Your goal -> Present the following data again exactly as it is shown.

** start of Input **

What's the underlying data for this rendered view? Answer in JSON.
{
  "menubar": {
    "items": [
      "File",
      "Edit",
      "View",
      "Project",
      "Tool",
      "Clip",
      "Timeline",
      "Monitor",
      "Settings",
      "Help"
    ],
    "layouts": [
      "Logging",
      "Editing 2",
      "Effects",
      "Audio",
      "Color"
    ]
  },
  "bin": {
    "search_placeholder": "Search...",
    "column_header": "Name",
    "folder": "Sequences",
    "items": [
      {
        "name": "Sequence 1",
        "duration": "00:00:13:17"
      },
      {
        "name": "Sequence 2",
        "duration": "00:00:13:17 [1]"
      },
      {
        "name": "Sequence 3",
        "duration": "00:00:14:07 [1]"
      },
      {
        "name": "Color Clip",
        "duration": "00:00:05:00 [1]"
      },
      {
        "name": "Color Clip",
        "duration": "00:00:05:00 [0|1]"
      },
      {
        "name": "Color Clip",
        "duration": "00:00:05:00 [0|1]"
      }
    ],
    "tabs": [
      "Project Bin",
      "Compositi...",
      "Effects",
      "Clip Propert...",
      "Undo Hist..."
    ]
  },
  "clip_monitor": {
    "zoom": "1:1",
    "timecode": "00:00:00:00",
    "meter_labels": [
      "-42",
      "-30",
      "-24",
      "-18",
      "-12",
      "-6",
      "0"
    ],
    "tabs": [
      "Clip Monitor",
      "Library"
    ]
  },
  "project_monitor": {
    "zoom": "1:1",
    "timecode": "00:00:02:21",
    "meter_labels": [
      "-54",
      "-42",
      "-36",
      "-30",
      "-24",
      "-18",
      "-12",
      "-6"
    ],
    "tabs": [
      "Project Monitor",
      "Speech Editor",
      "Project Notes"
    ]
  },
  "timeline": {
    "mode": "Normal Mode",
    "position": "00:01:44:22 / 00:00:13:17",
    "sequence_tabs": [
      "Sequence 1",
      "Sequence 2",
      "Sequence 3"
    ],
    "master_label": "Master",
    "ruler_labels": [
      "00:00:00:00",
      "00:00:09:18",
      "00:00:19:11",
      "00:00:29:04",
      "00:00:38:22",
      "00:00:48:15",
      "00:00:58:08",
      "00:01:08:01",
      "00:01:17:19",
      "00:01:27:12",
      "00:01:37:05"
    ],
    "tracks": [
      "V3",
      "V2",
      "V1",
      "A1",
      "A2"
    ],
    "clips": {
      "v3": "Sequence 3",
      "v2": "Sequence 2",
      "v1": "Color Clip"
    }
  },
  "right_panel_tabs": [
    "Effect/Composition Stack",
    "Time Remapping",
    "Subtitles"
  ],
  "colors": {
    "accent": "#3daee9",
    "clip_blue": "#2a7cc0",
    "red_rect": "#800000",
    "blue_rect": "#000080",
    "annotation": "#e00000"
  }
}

** end of Input **

Answer below ->
What's the underlying data for this rendered view? Answer in JSON.
{
  "menubar": {
    "items": [
      "File",
      "Edit",
      "View",
      "Project",
      "Tool",
      "Clip",
      "Timeline",
      "Monitor",
      "Settings",
      "Help"
    ],
    "layouts": [
      "Logging",
      "Editing 2",
      "Effects",
      "Audio",
      "Color"
    ]
  },
  "bin": {
    "search_placeholder": "Search...",
    "column_header": "Name",
    "folder": "Sequences",
    "items": [
      {
        "name": "Sequence 1",
        "duration": "00:00:13:17"
      },
      {
        "name": "Sequence 2",
        "duration": "00:00:13:17 [1]"
      },
      {
        "name": "Sequence 3",
        "duration": "00:00:14:07 [1]"
      },
      {
        "name": "Color Clip",
        "duration": "00:00:05:00 [1]"
      },
      {
        "name": "Color Clip",
        "duration": "00:00:05:00 [0|1]"
      },
      {
        "name": "Color Clip",
        "duration": "00:00:05:00 [0|1]"
      }
    ],
    "tabs": [
      "Project Bin",
      "Compositi...",
      "Effects",
      "Clip Propert...",
      "Undo Hist..."
    ]
  },
  "clip_monitor": {
    "zoom": "1:1",
    "timecode": "00:00:00:00",
    "meter_labels": [
      "-42",
      "-30",
      "-24",
      "-18",
      "-12",
      "-6",
      "0"
    ],
    "tabs": [
      "Clip Monitor",
      "Library"
    ]
  },
  "project_monitor": {
    "zoom": "1:1",
    "timecode": "00:00:02:21",
    "meter_labels": [
      "-54",
      "-42",
      "-36",
      "-30",
      "-24",
      "-18",
      "-12",
      "-6"
    ],
    "tabs": [
      "Project Monitor",
      "Speech Editor",
      "Project Notes"
    ]
  },
  "timeline": {
    "mode": "Normal Mode",
    "position": "00:01:44:22 / 00:00:13:17",
    "sequence_tabs": [
      "Sequence 1",
      "Sequence 2",
      "Sequence 3"
    ],
    "master_label": "Master",
    "ruler_labels": [
      "00:00:00:00",
      "00:00:09:18",
      "00:00:19:11",
      "00:00:29:04",
      "00:00:38:22",
      "00:00:48:15",
      "00:00:58:08",
      "00:01:08:01",
      "00:01:17:19",
      "00:01:27:12",
      "00:01:37:05"
    ],
    "tracks": [
      "V3",
      "V2",
      "V1",
      "A1",
      "A2"
    ],
    "clips": {
      "v3": "Sequence 3",
      "v2": "Sequence 2",
      "v1": "Color Clip"
    }
  },
  "right_panel_tabs": [
    "Effect/Composition Stack",
    "Time Remapping",
    "Subtitles"
  ],
  "colors": {
    "accent": "#3daee9",
    "clip_blue": "#2a7cc0",
    "red_rect": "#800000",
    "blue_rect": "#000080",
    "annotation": "#e00000"
  }
}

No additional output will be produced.